--- Start Material for this task ---

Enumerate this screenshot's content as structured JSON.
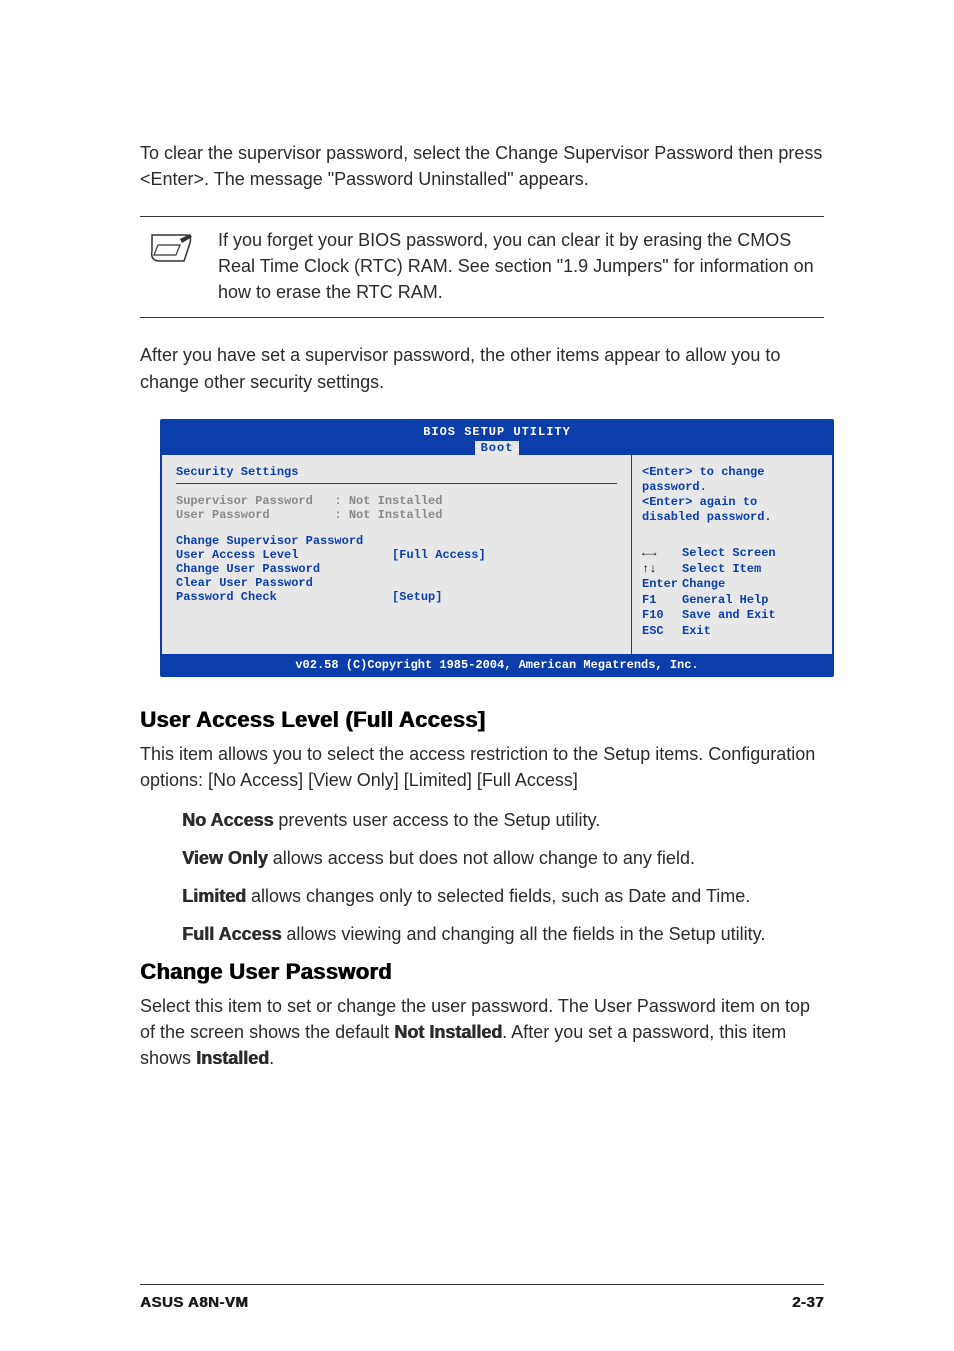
{
  "intro": "To clear the supervisor password, select the Change Supervisor Password then press <Enter>. The message \"Password Uninstalled\" appears.",
  "note": "If you forget your BIOS password, you can clear it by erasing the CMOS Real Time Clock (RTC) RAM. See section \"1.9  Jumpers\" for information on how to erase the RTC RAM.",
  "after_note": "After you have set a supervisor password, the other items appear to allow you to change other security settings.",
  "bios": {
    "title": "BIOS SETUP UTILITY",
    "tab": "Boot",
    "section_title": "Security Settings",
    "status_rows": [
      {
        "label": "Supervisor Password",
        "value": ": Not Installed"
      },
      {
        "label": "User Password",
        "value": ": Not Installed"
      }
    ],
    "menu_rows": [
      {
        "label": "Change Supervisor Password",
        "value": ""
      },
      {
        "label": "User Access Level",
        "value": "[Full Access]"
      },
      {
        "label": "Change User Password",
        "value": ""
      },
      {
        "label": "Clear User Password",
        "value": ""
      },
      {
        "label": "Password Check",
        "value": "[Setup]"
      }
    ],
    "help_top": "<Enter> to change password.\n<Enter> again to disabled password.",
    "help_keys": [
      {
        "sym": "arrows-lr",
        "label": "Select Screen"
      },
      {
        "sym": "arrows-ud",
        "label": "Select Item"
      },
      {
        "sym": "Enter",
        "label": "Change"
      },
      {
        "sym": "F1",
        "label": "General Help"
      },
      {
        "sym": "F10",
        "label": "Save and Exit"
      },
      {
        "sym": "ESC",
        "label": "Exit"
      }
    ],
    "footer": "v02.58 (C)Copyright 1985-2004, American Megatrends, Inc."
  },
  "sections": {
    "ual": {
      "heading": "User Access Level (Full Access]",
      "lead": "This item allows you to select the access restriction to the Setup items. Configuration options: [No Access] [View Only] [Limited] [Full Access]",
      "opts": [
        {
          "b": "No Access",
          "t": " prevents user access to the Setup utility."
        },
        {
          "b": "View Only",
          "t": " allows access but does not allow change to any field."
        },
        {
          "b": "Limited",
          "t": " allows changes only to selected fields, such as Date and Time."
        },
        {
          "b": "Full Access",
          "t": " allows viewing and changing all the fields in the Setup utility."
        }
      ]
    },
    "cup": {
      "heading": "Change User Password",
      "text_parts": [
        "Select this item to set or change the user password. The User Password item on top of the screen shows the default ",
        "Not Installed",
        ". After you set a password, this item shows ",
        "Installed",
        "."
      ]
    }
  },
  "page_footer": {
    "left": "ASUS A8N-VM",
    "right": "2-37"
  },
  "colors": {
    "bios_blue": "#0b3eaa",
    "bios_grey": "#8a8a8a",
    "bios_bg": "#e7e7e7"
  }
}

--- End Material for this task ---

All the lines above are to be given again exactly as they read, with the pictures removed.

§ **Exercise response**:
Enumerate this screenshot's content as structured JSON.
{
  "intro": "To clear the supervisor password, select the Change Supervisor Password then press <Enter>. The message \"Password Uninstalled\" appears.",
  "note": "If you forget your BIOS password, you can clear it by erasing the CMOS Real Time Clock (RTC) RAM. See section \"1.9  Jumpers\" for information on how to erase the RTC RAM.",
  "after_note": "After you have set a supervisor password, the other items appear to allow you to change other security settings.",
  "bios": {
    "title": "BIOS SETUP UTILITY",
    "tab": "Boot",
    "section_title": "Security Settings",
    "status_rows": [
      {
        "label": "Supervisor Password",
        "value": ": Not Installed"
      },
      {
        "label": "User Password",
        "value": ": Not Installed"
      }
    ],
    "menu_rows": [
      {
        "label": "Change Supervisor Password",
        "value": ""
      },
      {
        "label": "User Access Level",
        "value": "[Full Access]"
      },
      {
        "label": "Change User Password",
        "value": ""
      },
      {
        "label": "Clear User Password",
        "value": ""
      },
      {
        "label": "Password Check",
        "value": "[Setup]"
      }
    ],
    "help_top": "<Enter> to change password.\n<Enter> again to disabled password.",
    "help_keys": [
      {
        "sym": "arrows-lr",
        "label": "Select Screen"
      },
      {
        "sym": "arrows-ud",
        "label": "Select Item"
      },
      {
        "sym": "Enter",
        "label": "Change"
      },
      {
        "sym": "F1",
        "label": "General Help"
      },
      {
        "sym": "F10",
        "label": "Save and Exit"
      },
      {
        "sym": "ESC",
        "label": "Exit"
      }
    ],
    "footer": "v02.58 (C)Copyright 1985-2004, American Megatrends, Inc."
  },
  "sections": {
    "ual": {
      "heading": "User Access Level (Full Access]",
      "lead": "This item allows you to select the access restriction to the Setup items. Configuration options: [No Access] [View Only] [Limited] [Full Access]",
      "opts": [
        {
          "b": "No Access",
          "t": " prevents user access to the Setup utility."
        },
        {
          "b": "View Only",
          "t": " allows access but does not allow change to any field."
        },
        {
          "b": "Limited",
          "t": " allows changes only to selected fields, such as Date and Time."
        },
        {
          "b": "Full Access",
          "t": " allows viewing and changing all the fields in the Setup utility."
        }
      ]
    },
    "cup": {
      "heading": "Change User Password",
      "text_parts": [
        "Select this item to set or change the user password. The User Password item on top of the screen shows the default ",
        "Not Installed",
        ". After you set a password, this item shows ",
        "Installed",
        "."
      ]
    }
  },
  "page_footer": {
    "left": "ASUS A8N-VM",
    "right": "2-37"
  },
  "colors": {
    "bios_blue": "#0b3eaa",
    "bios_grey": "#8a8a8a",
    "bios_bg": "#e7e7e7"
  }
}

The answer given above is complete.